DIRECTIVE: Can you output the records below exactly as they are written?

THE DATA:
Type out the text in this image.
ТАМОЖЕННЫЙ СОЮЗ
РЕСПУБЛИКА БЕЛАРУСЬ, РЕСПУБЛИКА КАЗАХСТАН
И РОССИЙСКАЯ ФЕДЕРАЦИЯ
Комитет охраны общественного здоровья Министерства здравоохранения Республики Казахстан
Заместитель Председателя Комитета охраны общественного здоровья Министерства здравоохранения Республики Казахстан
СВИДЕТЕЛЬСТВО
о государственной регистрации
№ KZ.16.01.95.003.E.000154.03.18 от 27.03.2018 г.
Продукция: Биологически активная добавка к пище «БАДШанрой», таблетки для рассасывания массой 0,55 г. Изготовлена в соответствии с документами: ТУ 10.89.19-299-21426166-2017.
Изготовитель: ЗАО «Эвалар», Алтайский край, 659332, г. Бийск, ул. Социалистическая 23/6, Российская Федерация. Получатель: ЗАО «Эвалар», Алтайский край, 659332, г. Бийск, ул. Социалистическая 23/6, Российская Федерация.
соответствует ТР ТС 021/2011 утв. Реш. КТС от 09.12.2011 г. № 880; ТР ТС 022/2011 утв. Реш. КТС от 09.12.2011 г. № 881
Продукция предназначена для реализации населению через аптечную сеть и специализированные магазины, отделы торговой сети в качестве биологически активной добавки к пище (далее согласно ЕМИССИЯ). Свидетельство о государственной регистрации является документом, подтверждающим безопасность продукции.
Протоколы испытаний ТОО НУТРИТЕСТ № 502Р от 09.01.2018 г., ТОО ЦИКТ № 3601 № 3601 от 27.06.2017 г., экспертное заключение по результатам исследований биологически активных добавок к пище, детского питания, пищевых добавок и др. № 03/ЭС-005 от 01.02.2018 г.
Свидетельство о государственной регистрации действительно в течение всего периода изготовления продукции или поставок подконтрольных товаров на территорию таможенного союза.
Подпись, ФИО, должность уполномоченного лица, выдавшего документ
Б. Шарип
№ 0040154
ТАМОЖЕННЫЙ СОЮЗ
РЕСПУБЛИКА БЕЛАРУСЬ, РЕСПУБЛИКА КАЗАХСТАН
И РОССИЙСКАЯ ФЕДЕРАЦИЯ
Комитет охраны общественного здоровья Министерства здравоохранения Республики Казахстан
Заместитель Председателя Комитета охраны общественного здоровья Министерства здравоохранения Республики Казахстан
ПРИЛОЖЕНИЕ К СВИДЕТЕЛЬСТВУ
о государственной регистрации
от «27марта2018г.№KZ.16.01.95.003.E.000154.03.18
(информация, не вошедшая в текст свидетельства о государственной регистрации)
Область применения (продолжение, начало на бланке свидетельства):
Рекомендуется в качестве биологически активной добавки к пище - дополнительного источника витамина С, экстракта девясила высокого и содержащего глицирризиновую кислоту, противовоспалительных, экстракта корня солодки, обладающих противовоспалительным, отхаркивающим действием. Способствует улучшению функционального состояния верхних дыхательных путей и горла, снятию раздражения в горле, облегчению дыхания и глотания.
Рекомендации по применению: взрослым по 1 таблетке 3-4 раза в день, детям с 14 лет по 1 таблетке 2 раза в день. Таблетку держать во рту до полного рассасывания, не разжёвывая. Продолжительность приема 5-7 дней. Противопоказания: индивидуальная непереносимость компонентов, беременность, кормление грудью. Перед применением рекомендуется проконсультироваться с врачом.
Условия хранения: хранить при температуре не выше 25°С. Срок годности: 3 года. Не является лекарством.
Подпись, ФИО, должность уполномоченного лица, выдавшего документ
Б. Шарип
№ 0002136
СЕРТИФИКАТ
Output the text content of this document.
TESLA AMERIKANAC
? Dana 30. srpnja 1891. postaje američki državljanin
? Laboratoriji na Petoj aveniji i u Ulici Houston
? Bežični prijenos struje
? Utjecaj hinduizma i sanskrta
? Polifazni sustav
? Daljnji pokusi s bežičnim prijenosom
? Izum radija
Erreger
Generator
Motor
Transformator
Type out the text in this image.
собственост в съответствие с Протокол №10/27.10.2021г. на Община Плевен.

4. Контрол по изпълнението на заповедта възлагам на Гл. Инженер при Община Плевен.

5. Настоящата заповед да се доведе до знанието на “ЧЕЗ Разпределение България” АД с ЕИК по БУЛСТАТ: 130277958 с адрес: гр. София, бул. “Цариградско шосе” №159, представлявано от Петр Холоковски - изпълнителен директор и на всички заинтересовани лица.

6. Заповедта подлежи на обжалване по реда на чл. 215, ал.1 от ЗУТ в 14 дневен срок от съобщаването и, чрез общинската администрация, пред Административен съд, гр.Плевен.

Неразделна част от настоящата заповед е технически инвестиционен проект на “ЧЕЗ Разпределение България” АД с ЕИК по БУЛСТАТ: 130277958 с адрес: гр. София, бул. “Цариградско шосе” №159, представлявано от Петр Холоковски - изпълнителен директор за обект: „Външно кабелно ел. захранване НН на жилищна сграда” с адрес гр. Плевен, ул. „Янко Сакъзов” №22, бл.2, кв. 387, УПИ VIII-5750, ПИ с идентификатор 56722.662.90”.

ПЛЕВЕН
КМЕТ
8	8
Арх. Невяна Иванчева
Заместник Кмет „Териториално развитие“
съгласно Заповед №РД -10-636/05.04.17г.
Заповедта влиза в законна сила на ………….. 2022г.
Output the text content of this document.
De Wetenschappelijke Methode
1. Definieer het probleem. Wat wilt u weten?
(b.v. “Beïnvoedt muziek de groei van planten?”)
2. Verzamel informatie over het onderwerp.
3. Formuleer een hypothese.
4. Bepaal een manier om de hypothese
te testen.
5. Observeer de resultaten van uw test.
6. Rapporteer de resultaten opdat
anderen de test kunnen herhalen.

EXERCISE OUTPUT:
Type out the text in this image.
ТАМОЖЕННЫЙ СОЮЗ
РЕСПУБЛИКА БЕЛАРУСЬ, РЕСПУБЛИКА КАЗАХСТАН
И РОССИЙСКАЯ ФЕДЕРАЦИЯ
Комитет охраны общественного здоровья Министерства здравоохранения Республики Казахстан
Заместитель Председателя Комитета охраны общественного здоровья Министерства здравоохранения Республики Казахстан
СВИДЕТЕЛЬСТВО
о государственной регистрации
№ KZ.16.01.95.003.E.000154.03.18 от 27.03.2018 г.
Продукция: Биологически активная добавка к пище «БАДШанрой», таблетки для рассасывания массой 0,55 г. Изготовлена в соответствии с документами: ТУ 10.89.19-299-21426166-2017.
Изготовитель: ЗАО «Эвалар», Алтайский край, 659332, г. Бийск, ул. Социалистическая 23/6, Российская Федерация. Получатель: ЗАО «Эвалар», Алтайский край, 659332, г. Бийск, ул. Социалистическая 23/6, Российская Федерация.
соответствует ТР ТС 021/2011 утв. Реш. КТС от 09.12.2011 г. № 880; ТР ТС 022/2011 утв. Реш. КТС от 09.12.2011 г. № 881
Продукция предназначена для реализации населению через аптечную сеть и специализированные магазины, отделы торговой сети в качестве биологически активной добавки к пище (далее согласно ЕМИССИЯ). Свидетельство о государственной регистрации является документом, подтверждающим безопасность продукции.
Протоколы испытаний ТОО НУТРИТЕСТ № 502Р от 09.01.2018 г., ТОО ЦИКТ № 3601 № 3601 от 27.06.2017 г., экспертное заключение по результатам исследований биологически активных добавок к пище, детского питания, пищевых добавок и др. № 03/ЭС-005 от 01.02.2018 г.
Свидетельство о государственной регистрации действительно в течение всего периода изготовления продукции или поставок подконтрольных товаров на территорию таможенного союза.
Подпись, ФИО, должность уполномоченного лица, выдавшего документ
Б. Шарип
№ 0040154
ТАМОЖЕННЫЙ СОЮЗ
РЕСПУБЛИКА БЕЛАРУСЬ, РЕСПУБЛИКА КАЗАХСТАН
И РОССИЙСКАЯ ФЕДЕРАЦИЯ
Комитет охраны общественного здоровья Министерства здравоохранения Республики Казахстан
Заместитель Председателя Комитета охраны общественного здоровья Министерства здравоохранения Республики Казахстан
ПРИЛОЖЕНИЕ К СВИДЕТЕЛЬСТВУ
о государственной регистрации
от «27марта2018г.№KZ.16.01.95.003.E.000154.03.18
(информация, не вошедшая в текст свидетельства о государственной регистрации)
Область применения (продолжение, начало на бланке свидетельства):
Рекомендуется в качестве биологически активной добавки к пище - дополнительного источника витамина С, экстракта девясила высокого и содержащего глицирризиновую кислоту, противовоспалительных, экстракта корня солодки, обладающих противовоспалительным, отхаркивающим действием. Способствует улучшению функционального состояния верхних дыхательных путей и горла, снятию раздражения в горле, облегчению дыхания и глотания.
Рекомендации по применению: взрослым по 1 таблетке 3-4 раза в день, детям с 14 лет по 1 таблетке 2 раза в день. Таблетку держать во рту до полного рассасывания, не разжёвывая. Продолжительность приема 5-7 дней. Противопоказания: индивидуальная непереносимость компонентов, беременность, кормление грудью. Перед применением рекомендуется проконсультироваться с врачом.
Условия хранения: хранить при температуре не выше 25°С. Срок годности: 3 года. Не является лекарством.
Подпись, ФИО, должность уполномоченного лица, выдавшего документ
Б. Шарип
№ 0002136
СЕРТИФИКАТ
Output the text content of this document.
TESLA AMERIKANAC
? Dana 30. srpnja 1891. postaje američki državljanin
? Laboratoriji na Petoj aveniji i u Ulici Houston
? Bežični prijenos struje
? Utjecaj hinduizma i sanskrta
? Polifazni sustav
? Daljnji pokusi s bežičnim prijenosom
? Izum radija
Erreger
Generator
Motor
Transformator
Type out the text in this image.
собственост в съответствие с Протокол №10/27.10.2021г. на Община Плевен.

4. Контрол по изпълнението на заповедта възлагам на Гл. Инженер при Община Плевен.

5. Настоящата заповед да се доведе до знанието на “ЧЕЗ Разпределение България” АД с ЕИК по БУЛСТАТ: 130277958 с адрес: гр. София, бул. “Цариградско шосе” №159, представлявано от Петр Холоковски - изпълнителен директор и на всички заинтересовани лица.

6. Заповедта подлежи на обжалване по реда на чл. 215, ал.1 от ЗУТ в 14 дневен срок от съобщаването и, чрез общинската администрация, пред Административен съд, гр.Плевен.

Неразделна част от настоящата заповед е технически инвестиционен проект на “ЧЕЗ Разпределение България” АД с ЕИК по БУЛСТАТ: 130277958 с адрес: гр. София, бул. “Цариградско шосе” №159, представлявано от Петр Холоковски - изпълнителен директор за обект: „Външно кабелно ел. захранване НН на жилищна сграда” с адрес гр. Плевен, ул. „Янко Сакъзов” №22, бл.2, кв. 387, УПИ VIII-5750, ПИ с идентификатор 56722.662.90”.

ПЛЕВЕН
КМЕТ
8	8
Арх. Невяна Иванчева
Заместник Кмет „Териториално развитие“
съгласно Заповед №РД -10-636/05.04.17г.
Заповедта влиза в законна сила на ………….. 2022г.
Output the text content of this document.
De Wetenschappelijke Methode
1. Definieer het probleem. Wat wilt u weten?
(b.v. “Beïnvoedt muziek de groei van planten?”)
2. Verzamel informatie over het onderwerp.
3. Formuleer een hypothese.
4. Bepaal een manier om de hypothese
te testen.
5. Observeer de resultaten van uw test.
6. Rapporteer de resultaten opdat
anderen de test kunnen herhalen.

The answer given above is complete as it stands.